--- begin ---

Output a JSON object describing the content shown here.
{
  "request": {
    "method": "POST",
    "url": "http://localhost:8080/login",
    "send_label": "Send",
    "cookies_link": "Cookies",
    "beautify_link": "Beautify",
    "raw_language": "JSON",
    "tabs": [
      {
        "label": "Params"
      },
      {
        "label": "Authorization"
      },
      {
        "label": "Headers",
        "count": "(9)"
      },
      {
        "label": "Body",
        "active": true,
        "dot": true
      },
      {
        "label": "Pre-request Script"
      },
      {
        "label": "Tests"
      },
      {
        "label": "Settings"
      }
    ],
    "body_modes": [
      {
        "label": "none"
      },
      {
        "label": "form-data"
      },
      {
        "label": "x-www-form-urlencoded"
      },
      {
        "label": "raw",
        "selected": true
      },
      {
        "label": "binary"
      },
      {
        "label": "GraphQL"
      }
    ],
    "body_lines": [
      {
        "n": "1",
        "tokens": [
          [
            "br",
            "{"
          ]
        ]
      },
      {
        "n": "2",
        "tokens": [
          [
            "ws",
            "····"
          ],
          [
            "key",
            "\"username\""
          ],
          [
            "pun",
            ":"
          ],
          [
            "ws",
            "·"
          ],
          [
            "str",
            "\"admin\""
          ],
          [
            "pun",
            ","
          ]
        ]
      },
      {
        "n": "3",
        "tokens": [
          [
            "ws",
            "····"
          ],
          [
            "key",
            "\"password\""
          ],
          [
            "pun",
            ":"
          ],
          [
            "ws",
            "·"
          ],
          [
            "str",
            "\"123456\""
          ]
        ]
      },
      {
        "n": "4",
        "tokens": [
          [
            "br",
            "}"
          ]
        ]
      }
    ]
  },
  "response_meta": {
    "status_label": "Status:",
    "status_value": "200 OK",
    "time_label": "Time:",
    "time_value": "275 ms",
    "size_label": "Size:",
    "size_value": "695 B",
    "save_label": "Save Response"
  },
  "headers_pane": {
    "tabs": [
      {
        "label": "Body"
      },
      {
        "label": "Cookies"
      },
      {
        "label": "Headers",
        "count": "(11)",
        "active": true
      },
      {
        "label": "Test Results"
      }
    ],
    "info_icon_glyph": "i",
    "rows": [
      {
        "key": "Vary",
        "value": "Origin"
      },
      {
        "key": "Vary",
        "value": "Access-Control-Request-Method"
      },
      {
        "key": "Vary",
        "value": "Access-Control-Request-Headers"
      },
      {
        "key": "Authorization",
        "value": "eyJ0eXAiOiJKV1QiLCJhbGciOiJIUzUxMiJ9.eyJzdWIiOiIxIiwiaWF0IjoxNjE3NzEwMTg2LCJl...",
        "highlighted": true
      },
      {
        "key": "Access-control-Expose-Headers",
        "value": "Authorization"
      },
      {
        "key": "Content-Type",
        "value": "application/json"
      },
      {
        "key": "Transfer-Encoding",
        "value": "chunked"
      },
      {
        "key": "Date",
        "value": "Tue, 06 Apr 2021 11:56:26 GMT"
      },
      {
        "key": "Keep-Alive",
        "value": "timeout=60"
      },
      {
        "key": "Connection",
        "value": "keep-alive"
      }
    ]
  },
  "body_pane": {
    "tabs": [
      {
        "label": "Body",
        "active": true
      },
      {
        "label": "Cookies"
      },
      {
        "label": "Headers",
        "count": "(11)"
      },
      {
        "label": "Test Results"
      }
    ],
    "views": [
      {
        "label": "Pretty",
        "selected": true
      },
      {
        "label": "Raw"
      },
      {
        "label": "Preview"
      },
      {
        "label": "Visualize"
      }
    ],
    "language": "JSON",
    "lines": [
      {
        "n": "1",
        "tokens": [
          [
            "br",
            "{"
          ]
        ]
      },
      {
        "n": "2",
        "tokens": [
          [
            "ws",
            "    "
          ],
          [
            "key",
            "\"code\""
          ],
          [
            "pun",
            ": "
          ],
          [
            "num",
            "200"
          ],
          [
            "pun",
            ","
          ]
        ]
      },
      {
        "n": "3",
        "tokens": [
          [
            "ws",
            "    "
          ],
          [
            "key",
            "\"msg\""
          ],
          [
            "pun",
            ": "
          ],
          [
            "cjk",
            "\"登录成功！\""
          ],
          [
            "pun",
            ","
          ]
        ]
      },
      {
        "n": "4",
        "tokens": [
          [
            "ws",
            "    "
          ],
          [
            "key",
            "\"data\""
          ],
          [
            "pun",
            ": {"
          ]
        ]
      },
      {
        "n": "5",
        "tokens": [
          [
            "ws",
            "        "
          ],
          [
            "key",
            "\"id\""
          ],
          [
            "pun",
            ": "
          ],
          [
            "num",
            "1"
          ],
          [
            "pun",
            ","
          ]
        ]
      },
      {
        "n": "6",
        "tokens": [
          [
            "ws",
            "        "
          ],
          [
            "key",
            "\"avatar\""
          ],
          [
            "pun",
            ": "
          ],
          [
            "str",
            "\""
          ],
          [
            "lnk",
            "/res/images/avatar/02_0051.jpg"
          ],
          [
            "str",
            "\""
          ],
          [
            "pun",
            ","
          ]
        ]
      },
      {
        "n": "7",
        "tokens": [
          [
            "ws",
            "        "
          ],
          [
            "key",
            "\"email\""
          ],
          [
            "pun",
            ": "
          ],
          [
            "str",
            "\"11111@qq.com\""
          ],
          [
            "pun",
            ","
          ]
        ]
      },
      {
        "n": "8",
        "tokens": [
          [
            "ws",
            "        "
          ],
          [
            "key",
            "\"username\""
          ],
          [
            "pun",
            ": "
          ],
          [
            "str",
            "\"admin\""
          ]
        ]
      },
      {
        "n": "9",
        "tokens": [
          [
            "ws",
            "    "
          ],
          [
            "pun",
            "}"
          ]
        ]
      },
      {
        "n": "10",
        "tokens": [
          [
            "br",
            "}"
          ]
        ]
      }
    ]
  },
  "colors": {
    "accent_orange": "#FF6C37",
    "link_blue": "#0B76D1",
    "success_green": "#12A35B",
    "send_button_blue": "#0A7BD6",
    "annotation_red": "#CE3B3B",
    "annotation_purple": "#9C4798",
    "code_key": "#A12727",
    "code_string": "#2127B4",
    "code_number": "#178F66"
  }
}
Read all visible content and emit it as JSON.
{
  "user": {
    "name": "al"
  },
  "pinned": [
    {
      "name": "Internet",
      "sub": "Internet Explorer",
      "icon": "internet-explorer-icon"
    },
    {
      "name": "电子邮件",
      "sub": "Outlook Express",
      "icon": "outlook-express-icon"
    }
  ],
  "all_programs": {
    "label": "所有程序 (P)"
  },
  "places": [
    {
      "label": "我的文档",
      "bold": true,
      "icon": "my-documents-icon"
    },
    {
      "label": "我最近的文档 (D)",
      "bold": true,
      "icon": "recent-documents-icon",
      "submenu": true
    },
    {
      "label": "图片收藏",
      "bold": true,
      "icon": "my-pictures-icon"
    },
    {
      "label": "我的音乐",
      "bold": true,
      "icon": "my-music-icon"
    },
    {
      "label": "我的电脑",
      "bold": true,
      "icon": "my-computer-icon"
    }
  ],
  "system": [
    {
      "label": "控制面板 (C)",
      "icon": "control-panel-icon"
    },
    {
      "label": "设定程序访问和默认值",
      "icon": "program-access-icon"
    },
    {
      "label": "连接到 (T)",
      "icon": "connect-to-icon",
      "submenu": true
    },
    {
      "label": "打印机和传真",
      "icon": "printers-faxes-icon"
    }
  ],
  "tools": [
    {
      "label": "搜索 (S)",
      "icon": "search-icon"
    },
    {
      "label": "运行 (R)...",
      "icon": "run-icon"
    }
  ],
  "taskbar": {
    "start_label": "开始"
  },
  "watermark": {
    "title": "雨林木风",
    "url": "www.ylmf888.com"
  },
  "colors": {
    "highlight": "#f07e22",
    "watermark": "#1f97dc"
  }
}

--- end ---

What this task involves: Take the line with "Read all visible content and emit it as JSON." and all lines after it to the last line, and reproduce them exactly.

Response to this exercise:
Read all visible content and emit it as JSON.
{
  "user": {
    "name": "al"
  },
  "pinned": [
    {
      "name": "Internet",
      "sub": "Internet Explorer",
      "icon": "internet-explorer-icon"
    },
    {
      "name": "电子邮件",
      "sub": "Outlook Express",
      "icon": "outlook-express-icon"
    }
  ],
  "all_programs": {
    "label": "所有程序 (P)"
  },
  "places": [
    {
      "label": "我的文档",
      "bold": true,
      "icon": "my-documents-icon"
    },
    {
      "label": "我最近的文档 (D)",
      "bold": true,
      "icon": "recent-documents-icon",
      "submenu": true
    },
    {
      "label": "图片收藏",
      "bold": true,
      "icon": "my-pictures-icon"
    },
    {
      "label": "我的音乐",
      "bold": true,
      "icon": "my-music-icon"
    },
    {
      "label": "我的电脑",
      "bold": true,
      "icon": "my-computer-icon"
    }
  ],
  "system": [
    {
      "label": "控制面板 (C)",
      "icon": "control-panel-icon"
    },
    {
      "label": "设定程序访问和默认值",
      "icon": "program-access-icon"
    },
    {
      "label": "连接到 (T)",
      "icon": "connect-to-icon",
      "submenu": true
    },
    {
      "label": "打印机和传真",
      "icon": "printers-faxes-icon"
    }
  ],
  "tools": [
    {
      "label": "搜索 (S)",
      "icon": "search-icon"
    },
    {
      "label": "运行 (R)...",
      "icon": "run-icon"
    }
  ],
  "taskbar": {
    "start_label": "开始"
  },
  "watermark": {
    "title": "雨林木风",
    "url": "www.ylmf888.com"
  },
  "colors": {
    "highlight": "#f07e22",
    "watermark": "#1f97dc"
  }
}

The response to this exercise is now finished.